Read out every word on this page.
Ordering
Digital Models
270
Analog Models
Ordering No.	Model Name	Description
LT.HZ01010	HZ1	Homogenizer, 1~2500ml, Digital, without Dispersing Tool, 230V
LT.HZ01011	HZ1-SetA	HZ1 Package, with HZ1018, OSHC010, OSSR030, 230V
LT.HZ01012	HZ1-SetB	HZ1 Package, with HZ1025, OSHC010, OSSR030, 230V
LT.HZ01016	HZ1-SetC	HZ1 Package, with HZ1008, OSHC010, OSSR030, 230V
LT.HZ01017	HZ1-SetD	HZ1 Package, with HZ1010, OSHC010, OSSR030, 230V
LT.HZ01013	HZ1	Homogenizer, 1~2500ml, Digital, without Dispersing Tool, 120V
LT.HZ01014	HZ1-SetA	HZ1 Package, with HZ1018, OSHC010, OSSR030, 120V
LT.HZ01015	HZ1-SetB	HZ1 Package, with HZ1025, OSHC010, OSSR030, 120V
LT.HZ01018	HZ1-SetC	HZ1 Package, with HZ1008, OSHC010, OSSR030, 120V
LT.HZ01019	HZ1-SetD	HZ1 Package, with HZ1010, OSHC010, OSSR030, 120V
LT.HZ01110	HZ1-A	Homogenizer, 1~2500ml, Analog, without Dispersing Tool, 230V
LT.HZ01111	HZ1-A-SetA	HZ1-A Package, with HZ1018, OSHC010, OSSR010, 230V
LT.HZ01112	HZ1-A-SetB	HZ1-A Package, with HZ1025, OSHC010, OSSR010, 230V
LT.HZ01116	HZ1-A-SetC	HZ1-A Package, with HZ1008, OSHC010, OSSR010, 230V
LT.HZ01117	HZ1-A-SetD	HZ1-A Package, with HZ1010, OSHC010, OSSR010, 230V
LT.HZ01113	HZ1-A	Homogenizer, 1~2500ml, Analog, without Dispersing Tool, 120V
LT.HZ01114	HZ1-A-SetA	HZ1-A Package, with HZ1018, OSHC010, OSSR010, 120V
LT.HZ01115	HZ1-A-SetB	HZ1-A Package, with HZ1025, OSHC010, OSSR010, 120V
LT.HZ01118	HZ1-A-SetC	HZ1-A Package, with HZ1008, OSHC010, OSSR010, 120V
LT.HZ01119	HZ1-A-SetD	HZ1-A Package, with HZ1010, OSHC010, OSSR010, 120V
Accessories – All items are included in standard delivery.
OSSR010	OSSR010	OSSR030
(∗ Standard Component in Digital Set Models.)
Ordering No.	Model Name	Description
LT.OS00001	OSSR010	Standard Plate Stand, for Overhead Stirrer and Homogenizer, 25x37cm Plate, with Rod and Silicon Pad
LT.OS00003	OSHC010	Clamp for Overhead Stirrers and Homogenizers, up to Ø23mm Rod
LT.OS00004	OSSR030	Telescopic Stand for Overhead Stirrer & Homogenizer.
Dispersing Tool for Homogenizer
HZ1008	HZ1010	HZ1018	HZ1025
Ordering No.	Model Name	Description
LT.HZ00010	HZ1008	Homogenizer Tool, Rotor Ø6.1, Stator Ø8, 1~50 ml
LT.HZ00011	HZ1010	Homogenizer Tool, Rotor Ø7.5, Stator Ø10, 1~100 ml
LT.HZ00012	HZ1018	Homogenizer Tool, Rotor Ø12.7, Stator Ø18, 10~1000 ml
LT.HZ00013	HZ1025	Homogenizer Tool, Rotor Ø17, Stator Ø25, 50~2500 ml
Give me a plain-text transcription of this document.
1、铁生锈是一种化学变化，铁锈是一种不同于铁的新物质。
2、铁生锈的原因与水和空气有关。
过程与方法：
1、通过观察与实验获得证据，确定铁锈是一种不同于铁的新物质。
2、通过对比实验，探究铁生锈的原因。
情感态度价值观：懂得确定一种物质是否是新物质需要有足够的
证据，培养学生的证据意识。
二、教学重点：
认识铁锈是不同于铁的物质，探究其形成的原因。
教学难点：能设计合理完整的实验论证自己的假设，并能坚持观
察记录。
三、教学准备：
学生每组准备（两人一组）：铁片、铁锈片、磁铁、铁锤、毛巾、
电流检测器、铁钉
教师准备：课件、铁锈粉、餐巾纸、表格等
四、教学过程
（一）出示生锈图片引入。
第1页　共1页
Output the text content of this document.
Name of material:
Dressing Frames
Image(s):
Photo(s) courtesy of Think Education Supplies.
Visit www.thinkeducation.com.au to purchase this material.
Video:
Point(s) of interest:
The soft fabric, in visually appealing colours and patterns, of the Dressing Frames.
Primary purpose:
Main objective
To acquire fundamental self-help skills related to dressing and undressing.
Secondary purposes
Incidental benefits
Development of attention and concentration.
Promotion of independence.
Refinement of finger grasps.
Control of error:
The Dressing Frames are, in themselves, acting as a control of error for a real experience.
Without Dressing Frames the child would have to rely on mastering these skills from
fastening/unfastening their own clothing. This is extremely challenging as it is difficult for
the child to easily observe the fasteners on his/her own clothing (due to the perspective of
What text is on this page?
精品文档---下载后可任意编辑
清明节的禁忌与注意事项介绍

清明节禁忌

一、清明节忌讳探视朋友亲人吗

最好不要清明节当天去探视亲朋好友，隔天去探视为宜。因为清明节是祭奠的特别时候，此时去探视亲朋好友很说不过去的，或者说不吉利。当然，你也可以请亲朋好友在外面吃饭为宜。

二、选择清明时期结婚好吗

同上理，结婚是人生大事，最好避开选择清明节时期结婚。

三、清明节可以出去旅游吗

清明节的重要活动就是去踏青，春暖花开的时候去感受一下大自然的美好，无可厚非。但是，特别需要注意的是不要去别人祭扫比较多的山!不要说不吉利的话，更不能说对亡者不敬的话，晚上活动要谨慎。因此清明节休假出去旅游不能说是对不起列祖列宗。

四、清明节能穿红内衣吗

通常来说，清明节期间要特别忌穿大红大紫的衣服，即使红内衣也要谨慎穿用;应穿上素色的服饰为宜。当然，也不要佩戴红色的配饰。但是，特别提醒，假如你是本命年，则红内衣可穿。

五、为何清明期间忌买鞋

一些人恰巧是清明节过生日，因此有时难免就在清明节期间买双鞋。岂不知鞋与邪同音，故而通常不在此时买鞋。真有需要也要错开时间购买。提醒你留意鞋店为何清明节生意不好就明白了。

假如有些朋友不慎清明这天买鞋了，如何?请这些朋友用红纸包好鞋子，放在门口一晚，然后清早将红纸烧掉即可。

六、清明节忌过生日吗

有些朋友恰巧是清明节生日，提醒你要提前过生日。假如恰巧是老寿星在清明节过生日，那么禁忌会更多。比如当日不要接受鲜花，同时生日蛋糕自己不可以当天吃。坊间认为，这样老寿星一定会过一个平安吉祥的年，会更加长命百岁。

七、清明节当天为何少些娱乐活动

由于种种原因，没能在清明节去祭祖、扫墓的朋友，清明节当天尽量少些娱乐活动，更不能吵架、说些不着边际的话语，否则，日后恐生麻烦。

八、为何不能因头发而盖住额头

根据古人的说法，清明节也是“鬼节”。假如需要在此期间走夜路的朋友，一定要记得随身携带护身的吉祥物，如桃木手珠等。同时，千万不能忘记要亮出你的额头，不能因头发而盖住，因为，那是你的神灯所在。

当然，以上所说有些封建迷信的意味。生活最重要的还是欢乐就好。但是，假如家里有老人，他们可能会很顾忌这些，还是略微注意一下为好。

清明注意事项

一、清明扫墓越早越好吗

------------------------------

WHAT IS NEEDED: Repeat exactly the lines starting at the line with "What text is on this page?" and ending with the final line of the entries. Include nothing else.

EXERCISE SOLUTION:
What text is on this page?
精品文档---下载后可任意编辑
清明节的禁忌与注意事项介绍

清明节禁忌

一、清明节忌讳探视朋友亲人吗

最好不要清明节当天去探视亲朋好友，隔天去探视为宜。因为清明节是祭奠的特别时候，此时去探视亲朋好友很说不过去的，或者说不吉利。当然，你也可以请亲朋好友在外面吃饭为宜。

二、选择清明时期结婚好吗

同上理，结婚是人生大事，最好避开选择清明节时期结婚。

三、清明节可以出去旅游吗

清明节的重要活动就是去踏青，春暖花开的时候去感受一下大自然的美好，无可厚非。但是，特别需要注意的是不要去别人祭扫比较多的山!不要说不吉利的话，更不能说对亡者不敬的话，晚上活动要谨慎。因此清明节休假出去旅游不能说是对不起列祖列宗。

四、清明节能穿红内衣吗

通常来说，清明节期间要特别忌穿大红大紫的衣服，即使红内衣也要谨慎穿用;应穿上素色的服饰为宜。当然，也不要佩戴红色的配饰。但是，特别提醒，假如你是本命年，则红内衣可穿。

五、为何清明期间忌买鞋

一些人恰巧是清明节过生日，因此有时难免就在清明节期间买双鞋。岂不知鞋与邪同音，故而通常不在此时买鞋。真有需要也要错开时间购买。提醒你留意鞋店为何清明节生意不好就明白了。

假如有些朋友不慎清明这天买鞋了，如何?请这些朋友用红纸包好鞋子，放在门口一晚，然后清早将红纸烧掉即可。

六、清明节忌过生日吗

有些朋友恰巧是清明节生日，提醒你要提前过生日。假如恰巧是老寿星在清明节过生日，那么禁忌会更多。比如当日不要接受鲜花，同时生日蛋糕自己不可以当天吃。坊间认为，这样老寿星一定会过一个平安吉祥的年，会更加长命百岁。

七、清明节当天为何少些娱乐活动

由于种种原因，没能在清明节去祭祖、扫墓的朋友，清明节当天尽量少些娱乐活动，更不能吵架、说些不着边际的话语，否则，日后恐生麻烦。

八、为何不能因头发而盖住额头

根据古人的说法，清明节也是“鬼节”。假如需要在此期间走夜路的朋友，一定要记得随身携带护身的吉祥物，如桃木手珠等。同时，千万不能忘记要亮出你的额头，不能因头发而盖住，因为，那是你的神灯所在。

当然，以上所说有些封建迷信的意味。生活最重要的还是欢乐就好。但是，假如家里有老人，他们可能会很顾忌这些，还是略微注意一下为好。

清明注意事项

一、清明扫墓越早越好吗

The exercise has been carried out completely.